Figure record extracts
——————

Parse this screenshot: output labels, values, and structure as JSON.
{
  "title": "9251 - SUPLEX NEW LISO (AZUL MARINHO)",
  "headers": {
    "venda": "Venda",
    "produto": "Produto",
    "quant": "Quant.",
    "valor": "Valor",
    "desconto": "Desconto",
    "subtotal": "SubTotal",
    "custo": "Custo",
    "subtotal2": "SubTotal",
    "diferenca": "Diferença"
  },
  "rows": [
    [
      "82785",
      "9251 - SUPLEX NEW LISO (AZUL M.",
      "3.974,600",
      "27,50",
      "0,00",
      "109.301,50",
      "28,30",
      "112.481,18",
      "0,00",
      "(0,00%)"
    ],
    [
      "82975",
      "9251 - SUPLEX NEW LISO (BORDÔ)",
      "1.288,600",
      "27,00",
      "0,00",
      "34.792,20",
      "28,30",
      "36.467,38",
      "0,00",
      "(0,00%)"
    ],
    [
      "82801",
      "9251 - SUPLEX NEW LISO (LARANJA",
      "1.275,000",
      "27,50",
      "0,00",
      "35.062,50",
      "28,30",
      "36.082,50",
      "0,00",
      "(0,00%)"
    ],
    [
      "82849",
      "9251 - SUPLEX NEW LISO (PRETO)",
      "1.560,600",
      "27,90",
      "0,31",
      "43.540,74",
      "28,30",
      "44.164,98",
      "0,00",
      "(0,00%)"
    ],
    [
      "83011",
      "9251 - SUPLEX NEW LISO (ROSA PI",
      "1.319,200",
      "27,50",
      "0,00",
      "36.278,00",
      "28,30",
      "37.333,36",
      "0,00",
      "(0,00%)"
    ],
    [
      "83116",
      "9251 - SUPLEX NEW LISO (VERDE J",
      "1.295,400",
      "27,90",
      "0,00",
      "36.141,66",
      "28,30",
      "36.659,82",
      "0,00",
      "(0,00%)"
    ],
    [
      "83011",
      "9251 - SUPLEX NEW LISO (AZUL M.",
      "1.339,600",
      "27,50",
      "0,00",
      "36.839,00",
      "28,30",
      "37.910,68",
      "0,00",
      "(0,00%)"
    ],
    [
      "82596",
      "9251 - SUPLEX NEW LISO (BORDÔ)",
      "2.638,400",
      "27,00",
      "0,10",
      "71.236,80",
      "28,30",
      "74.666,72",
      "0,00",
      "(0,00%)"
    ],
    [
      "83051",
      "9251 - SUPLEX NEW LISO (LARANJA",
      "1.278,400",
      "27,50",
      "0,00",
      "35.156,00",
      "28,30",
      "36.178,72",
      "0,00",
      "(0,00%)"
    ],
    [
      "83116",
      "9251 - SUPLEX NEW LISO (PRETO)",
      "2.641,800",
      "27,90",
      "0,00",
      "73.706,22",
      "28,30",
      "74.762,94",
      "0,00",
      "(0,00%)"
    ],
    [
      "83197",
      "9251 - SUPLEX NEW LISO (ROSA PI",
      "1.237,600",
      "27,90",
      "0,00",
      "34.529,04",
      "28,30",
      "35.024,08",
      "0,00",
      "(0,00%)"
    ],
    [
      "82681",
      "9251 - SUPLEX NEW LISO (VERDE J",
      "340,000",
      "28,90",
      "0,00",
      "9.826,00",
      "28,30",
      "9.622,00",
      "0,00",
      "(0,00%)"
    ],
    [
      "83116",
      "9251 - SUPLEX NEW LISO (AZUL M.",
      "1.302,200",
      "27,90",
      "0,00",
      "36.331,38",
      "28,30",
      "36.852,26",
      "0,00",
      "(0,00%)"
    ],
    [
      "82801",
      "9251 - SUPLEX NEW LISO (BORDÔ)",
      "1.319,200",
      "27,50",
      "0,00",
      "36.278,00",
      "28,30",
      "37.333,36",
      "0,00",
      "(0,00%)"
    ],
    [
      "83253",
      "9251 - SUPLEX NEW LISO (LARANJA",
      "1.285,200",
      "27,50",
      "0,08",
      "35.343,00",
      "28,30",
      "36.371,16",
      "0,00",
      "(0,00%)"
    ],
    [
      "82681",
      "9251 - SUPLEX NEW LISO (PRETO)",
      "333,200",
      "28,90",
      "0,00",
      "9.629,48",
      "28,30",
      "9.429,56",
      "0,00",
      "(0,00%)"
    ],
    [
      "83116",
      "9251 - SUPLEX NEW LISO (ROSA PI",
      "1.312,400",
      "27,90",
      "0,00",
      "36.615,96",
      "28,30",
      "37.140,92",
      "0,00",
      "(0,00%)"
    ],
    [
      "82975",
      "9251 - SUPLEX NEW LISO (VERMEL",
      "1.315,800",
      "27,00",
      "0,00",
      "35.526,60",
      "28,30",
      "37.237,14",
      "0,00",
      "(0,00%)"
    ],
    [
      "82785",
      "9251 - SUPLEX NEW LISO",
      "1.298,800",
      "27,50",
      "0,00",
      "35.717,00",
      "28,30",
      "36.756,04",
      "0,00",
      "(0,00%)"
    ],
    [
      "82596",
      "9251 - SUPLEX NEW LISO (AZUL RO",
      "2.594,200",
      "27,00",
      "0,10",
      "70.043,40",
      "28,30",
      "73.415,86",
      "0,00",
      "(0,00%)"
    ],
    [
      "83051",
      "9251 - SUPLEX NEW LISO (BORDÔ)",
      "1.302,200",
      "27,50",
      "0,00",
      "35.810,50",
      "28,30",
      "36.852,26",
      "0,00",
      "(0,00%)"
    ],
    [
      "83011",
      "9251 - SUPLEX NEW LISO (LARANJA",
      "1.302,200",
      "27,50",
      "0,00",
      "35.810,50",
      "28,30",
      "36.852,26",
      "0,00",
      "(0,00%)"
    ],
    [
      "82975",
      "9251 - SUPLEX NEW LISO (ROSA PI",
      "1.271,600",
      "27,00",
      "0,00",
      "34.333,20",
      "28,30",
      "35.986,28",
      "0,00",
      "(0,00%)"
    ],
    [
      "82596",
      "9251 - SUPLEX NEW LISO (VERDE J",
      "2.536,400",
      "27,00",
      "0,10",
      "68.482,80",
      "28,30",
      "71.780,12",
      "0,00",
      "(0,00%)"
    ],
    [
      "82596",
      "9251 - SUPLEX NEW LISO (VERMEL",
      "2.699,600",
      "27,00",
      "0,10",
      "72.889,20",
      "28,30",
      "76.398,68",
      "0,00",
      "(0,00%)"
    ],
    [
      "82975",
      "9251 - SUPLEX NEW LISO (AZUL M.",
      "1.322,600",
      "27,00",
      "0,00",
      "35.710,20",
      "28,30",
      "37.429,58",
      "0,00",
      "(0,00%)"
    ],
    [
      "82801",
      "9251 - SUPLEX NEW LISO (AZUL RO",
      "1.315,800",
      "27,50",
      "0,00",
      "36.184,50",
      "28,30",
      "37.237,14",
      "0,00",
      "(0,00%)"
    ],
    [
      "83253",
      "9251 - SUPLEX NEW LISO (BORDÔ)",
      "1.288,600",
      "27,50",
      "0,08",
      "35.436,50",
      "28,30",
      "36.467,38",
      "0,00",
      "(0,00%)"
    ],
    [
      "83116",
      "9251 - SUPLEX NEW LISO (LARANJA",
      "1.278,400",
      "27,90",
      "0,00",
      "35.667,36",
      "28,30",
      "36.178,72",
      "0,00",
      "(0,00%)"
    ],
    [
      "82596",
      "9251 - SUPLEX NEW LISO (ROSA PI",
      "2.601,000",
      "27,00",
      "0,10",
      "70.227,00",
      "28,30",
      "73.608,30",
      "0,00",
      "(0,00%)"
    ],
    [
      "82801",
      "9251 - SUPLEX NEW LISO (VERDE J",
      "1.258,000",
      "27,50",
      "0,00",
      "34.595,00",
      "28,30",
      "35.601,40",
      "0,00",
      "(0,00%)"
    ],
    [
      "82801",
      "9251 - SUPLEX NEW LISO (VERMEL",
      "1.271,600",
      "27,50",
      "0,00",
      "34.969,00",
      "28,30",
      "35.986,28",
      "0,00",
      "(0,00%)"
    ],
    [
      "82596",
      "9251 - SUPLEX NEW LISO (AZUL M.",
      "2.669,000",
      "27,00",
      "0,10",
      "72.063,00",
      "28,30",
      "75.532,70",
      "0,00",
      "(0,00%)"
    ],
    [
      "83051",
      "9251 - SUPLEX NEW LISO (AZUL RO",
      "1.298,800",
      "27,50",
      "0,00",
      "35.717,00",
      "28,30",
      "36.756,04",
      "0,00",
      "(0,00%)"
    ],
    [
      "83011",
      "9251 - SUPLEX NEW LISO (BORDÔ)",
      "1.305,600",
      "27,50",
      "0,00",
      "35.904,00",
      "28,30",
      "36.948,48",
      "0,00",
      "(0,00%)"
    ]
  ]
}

——————

▶ **Instructions to follow**:
Collect every line with the string "SubTotal" from the records, and copy each.

▶ **Solution to this exercise**:
    "subtotal": "SubTotal",
    "subtotal2": "SubTotal",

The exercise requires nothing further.